Write the records below out again exactly as given, with no images.

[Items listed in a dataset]
---+---

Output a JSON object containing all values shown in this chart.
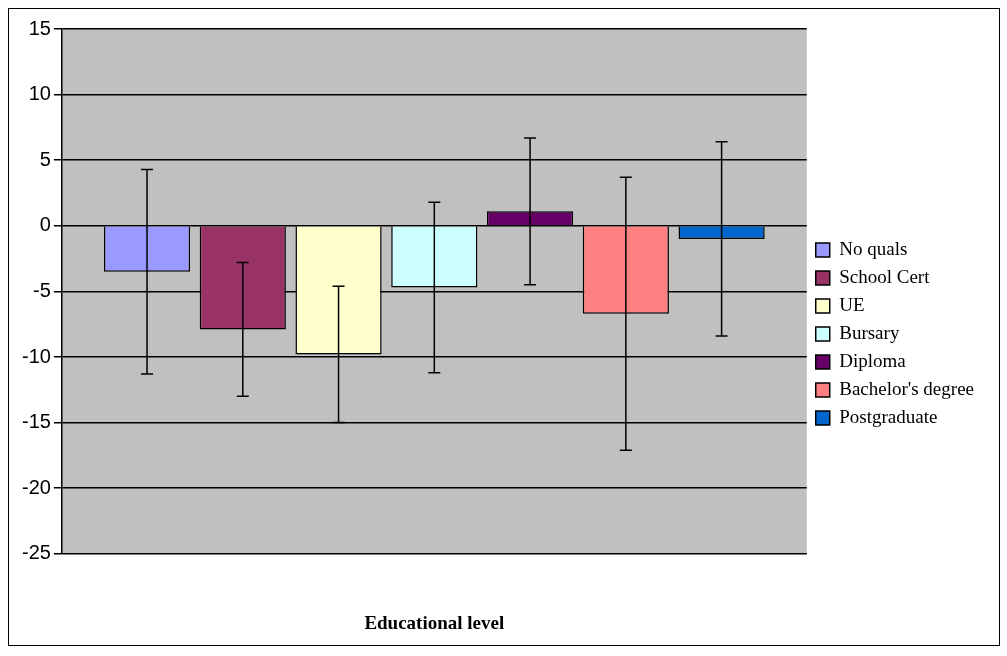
{
  "chart_data": {
    "type": "bar",
    "xlabel": "Educational level",
    "categories": [
      null
    ],
    "series": [
      {
        "name": "No quals",
        "color": "#9999ff",
        "values": [
          -3.5
        ],
        "errors": [
          7.8
        ]
      },
      {
        "name": "School Cert",
        "color": "#993366",
        "values": [
          -7.9
        ],
        "errors": [
          5.1
        ]
      },
      {
        "name": "UE",
        "color": "#ffffcc",
        "values": [
          -9.8
        ],
        "errors": [
          5.2
        ]
      },
      {
        "name": "Bursary",
        "color": "#ccffff",
        "values": [
          -4.7
        ],
        "errors": [
          6.5
        ]
      },
      {
        "name": "Diploma",
        "color": "#660066",
        "values": [
          1.1
        ],
        "errors": [
          5.6
        ]
      },
      {
        "name": "Bachelor's degree",
        "color": "#ff8080",
        "values": [
          -6.7
        ],
        "errors": [
          10.4
        ]
      },
      {
        "name": "Postgraduate",
        "color": "#0066cc",
        "values": [
          -1.0
        ],
        "errors": [
          7.4
        ]
      }
    ],
    "ylim": [
      -25,
      15
    ],
    "yticks": [
      -25,
      -20,
      -15,
      -10,
      -5,
      0,
      5,
      10,
      15
    ],
    "grid": "y",
    "legend": "right"
  }
}
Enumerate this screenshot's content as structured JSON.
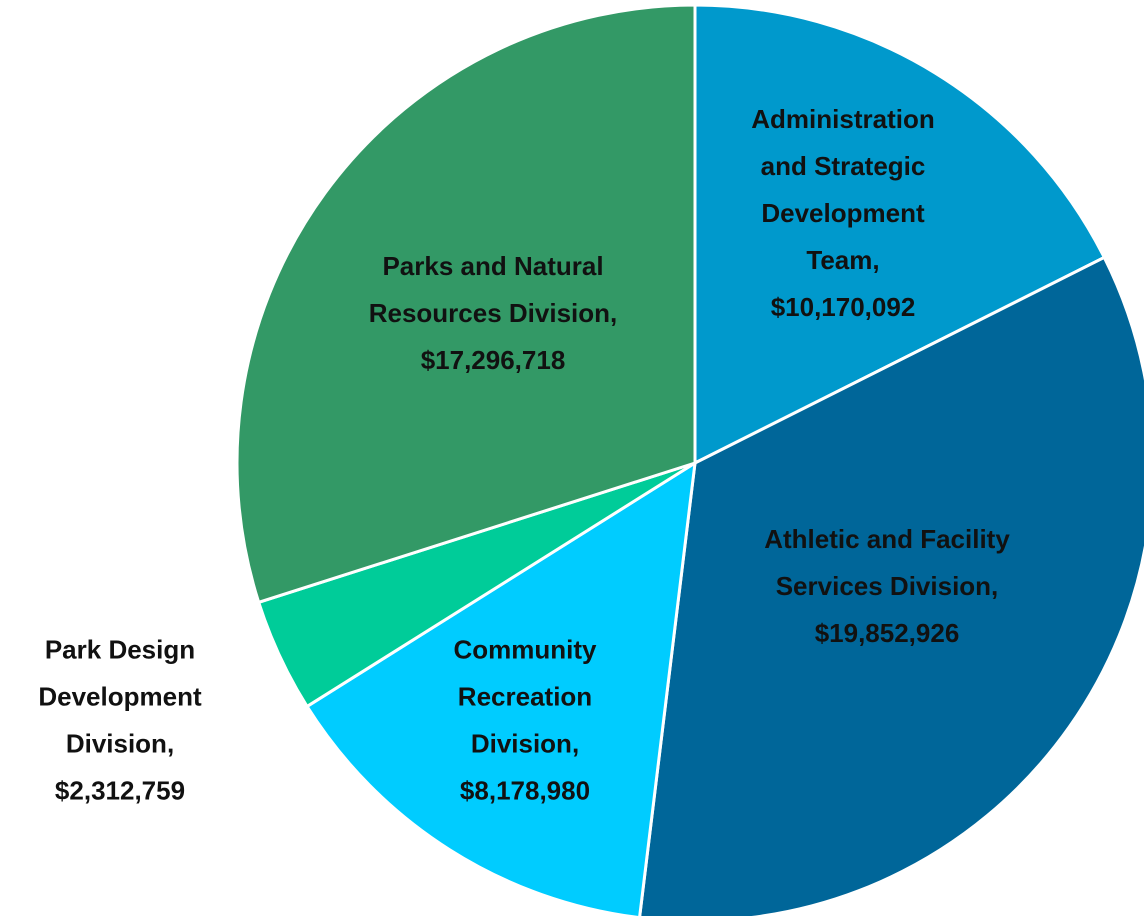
{
  "chart_data": {
    "type": "pie",
    "categories": [
      "Administration and Strategic Development Team,",
      "Athletic and Facility Services Division,",
      "Community Recreation Division,",
      "Park Design Development Division,",
      "Parks and Natural Resources Division,"
    ],
    "values": [
      10170092,
      19852926,
      8178980,
      2312759,
      17296718
    ],
    "value_labels": [
      "$10,170,092",
      "$19,852,926",
      "$8,178,980",
      "$2,312,759",
      "$17,296,718"
    ],
    "colors": [
      "#0099cc",
      "#006699",
      "#00ccff",
      "#00cc99",
      "#339966"
    ]
  }
}
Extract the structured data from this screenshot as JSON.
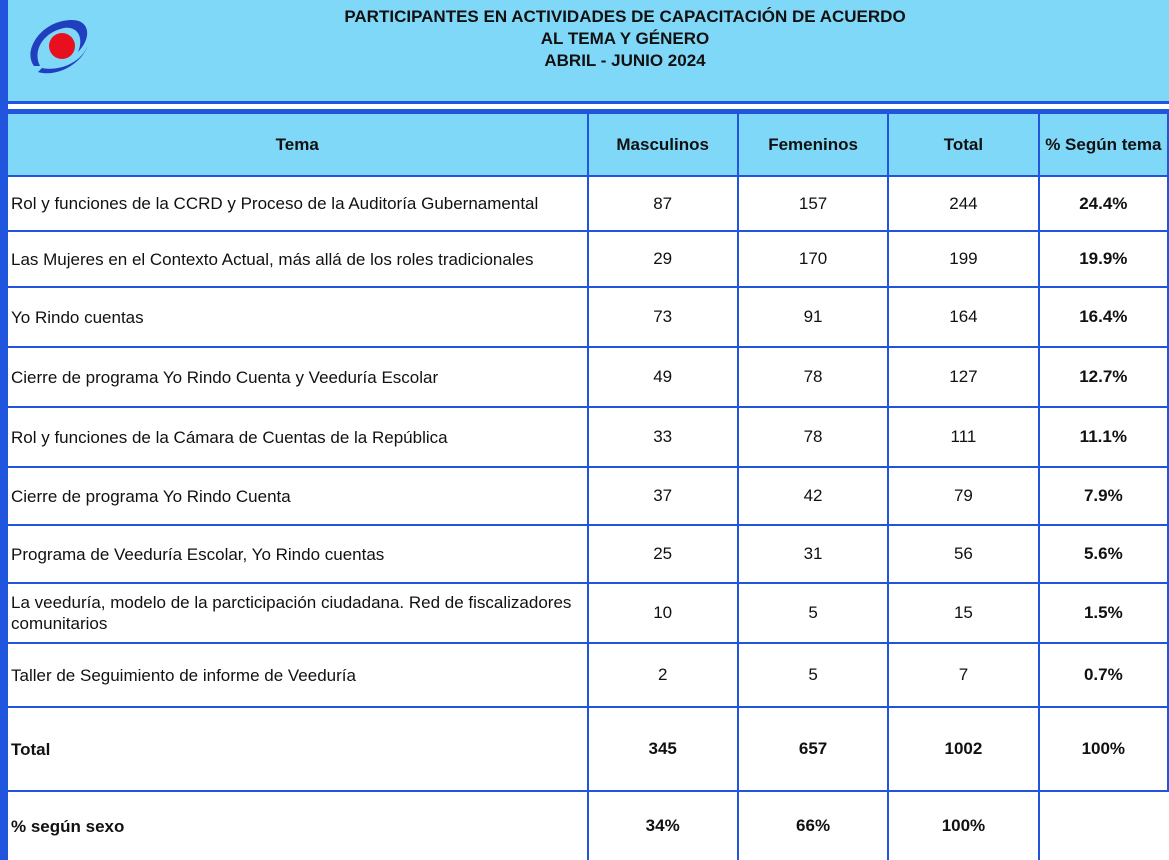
{
  "header": {
    "title_lines": [
      "PARTICIPANTES EN ACTIVIDADES DE CAPACITACIÓN DE ACUERDO",
      "AL TEMA Y GÉNERO",
      "ABRIL - JUNIO 2024"
    ]
  },
  "table": {
    "columns": [
      "Tema",
      "Masculinos",
      "Femeninos",
      "Total",
      "% Según tema"
    ],
    "rows": [
      [
        "Rol y funciones de la CCRD y Proceso de la Auditoría Gubernamental",
        87,
        157,
        244,
        "24.4%"
      ],
      [
        "Las Mujeres en el Contexto Actual, más allá de los roles tradicionales",
        29,
        170,
        199,
        "19.9%"
      ],
      [
        "Yo Rindo cuentas",
        73,
        91,
        164,
        "16.4%"
      ],
      [
        "Cierre de programa Yo Rindo Cuenta y Veeduría Escolar",
        49,
        78,
        127,
        "12.7%"
      ],
      [
        "Rol y funciones de la Cámara de Cuentas de la República",
        33,
        78,
        111,
        "11.1%"
      ],
      [
        "Cierre de programa Yo Rindo Cuenta",
        37,
        42,
        79,
        "7.9%"
      ],
      [
        "Programa  de Veeduría Escolar, Yo Rindo cuentas",
        25,
        31,
        56,
        "5.6%"
      ],
      [
        "La veeduría, modelo de la parcticipación ciudadana. Red de fiscalizadores comunitarios",
        10,
        5,
        15,
        "1.5%"
      ],
      [
        "Taller de Seguimiento de informe de Veeduría",
        2,
        5,
        7,
        "0.7%"
      ]
    ],
    "total": [
      "Total",
      345,
      657,
      1002,
      "100%"
    ],
    "by_sex": [
      "%  según sexo",
      "34%",
      "66%",
      "100%"
    ]
  }
}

---+---

**Full answer**
Output a JSON object containing all values shown in this chart.
{
  "chart_data": {
    "type": "bar",
    "xlabel": "Educational level",
    "categories": [
      null
    ],
    "series": [
      {
        "name": "No quals",
        "color": "#9999ff",
        "values": [
          -3.5
        ],
        "errors": [
          7.8
        ]
      },
      {
        "name": "School Cert",
        "color": "#993366",
        "values": [
          -7.9
        ],
        "errors": [
          5.1
        ]
      },
      {
        "name": "UE",
        "color": "#ffffcc",
        "values": [
          -9.8
        ],
        "errors": [
          5.2
        ]
      },
      {
        "name": "Bursary",
        "color": "#ccffff",
        "values": [
          -4.7
        ],
        "errors": [
          6.5
        ]
      },
      {
        "name": "Diploma",
        "color": "#660066",
        "values": [
          1.1
        ],
        "errors": [
          5.6
        ]
      },
      {
        "name": "Bachelor's degree",
        "color": "#ff8080",
        "values": [
          -6.7
        ],
        "errors": [
          10.4
        ]
      },
      {
        "name": "Postgraduate",
        "color": "#0066cc",
        "values": [
          -1.0
        ],
        "errors": [
          7.4
        ]
      }
    ],
    "ylim": [
      -25,
      15
    ],
    "yticks": [
      -25,
      -20,
      -15,
      -10,
      -5,
      0,
      5,
      10,
      15
    ],
    "grid": "y",
    "legend": "right"
  }
}
Enumerate this screenshot's content as structured JSON.
{
  "chart_data": {
    "type": "pie",
    "categories": [
      "Administration and Strategic Development Team,",
      "Athletic and Facility Services Division,",
      "Community Recreation Division,",
      "Park Design Development Division,",
      "Parks and Natural Resources Division,"
    ],
    "values": [
      10170092,
      19852926,
      8178980,
      2312759,
      17296718
    ],
    "value_labels": [
      "$10,170,092",
      "$19,852,926",
      "$8,178,980",
      "$2,312,759",
      "$17,296,718"
    ],
    "colors": [
      "#0099cc",
      "#006699",
      "#00ccff",
      "#00cc99",
      "#339966"
    ]
  }
}
Extract the structured data from this screenshot as JSON.
{
  "header": {
    "title_lines": [
      "PARTICIPANTES EN ACTIVIDADES DE CAPACITACIÓN DE ACUERDO",
      "AL TEMA Y GÉNERO",
      "ABRIL - JUNIO 2024"
    ]
  },
  "table": {
    "columns": [
      "Tema",
      "Masculinos",
      "Femeninos",
      "Total",
      "% Según tema"
    ],
    "rows": [
      [
        "Rol y funciones de la CCRD y Proceso de la Auditoría Gubernamental",
        87,
        157,
        244,
        "24.4%"
      ],
      [
        "Las Mujeres en el Contexto Actual, más allá de los roles tradicionales",
        29,
        170,
        199,
        "19.9%"
      ],
      [
        "Yo Rindo cuentas",
        73,
        91,
        164,
        "16.4%"
      ],
      [
        "Cierre de programa Yo Rindo Cuenta y Veeduría Escolar",
        49,
        78,
        127,
        "12.7%"
      ],
      [
        "Rol y funciones de la Cámara de Cuentas de la República",
        33,
        78,
        111,
        "11.1%"
      ],
      [
        "Cierre de programa Yo Rindo Cuenta",
        37,
        42,
        79,
        "7.9%"
      ],
      [
        "Programa  de Veeduría Escolar, Yo Rindo cuentas",
        25,
        31,
        56,
        "5.6%"
      ],
      [
        "La veeduría, modelo de la parcticipación ciudadana. Red de fiscalizadores comunitarios",
        10,
        5,
        15,
        "1.5%"
      ],
      [
        "Taller de Seguimiento de informe de Veeduría",
        2,
        5,
        7,
        "0.7%"
      ]
    ],
    "total": [
      "Total",
      345,
      657,
      1002,
      "100%"
    ],
    "by_sex": [
      "%  según sexo",
      "34%",
      "66%",
      "100%"
    ]
  }
}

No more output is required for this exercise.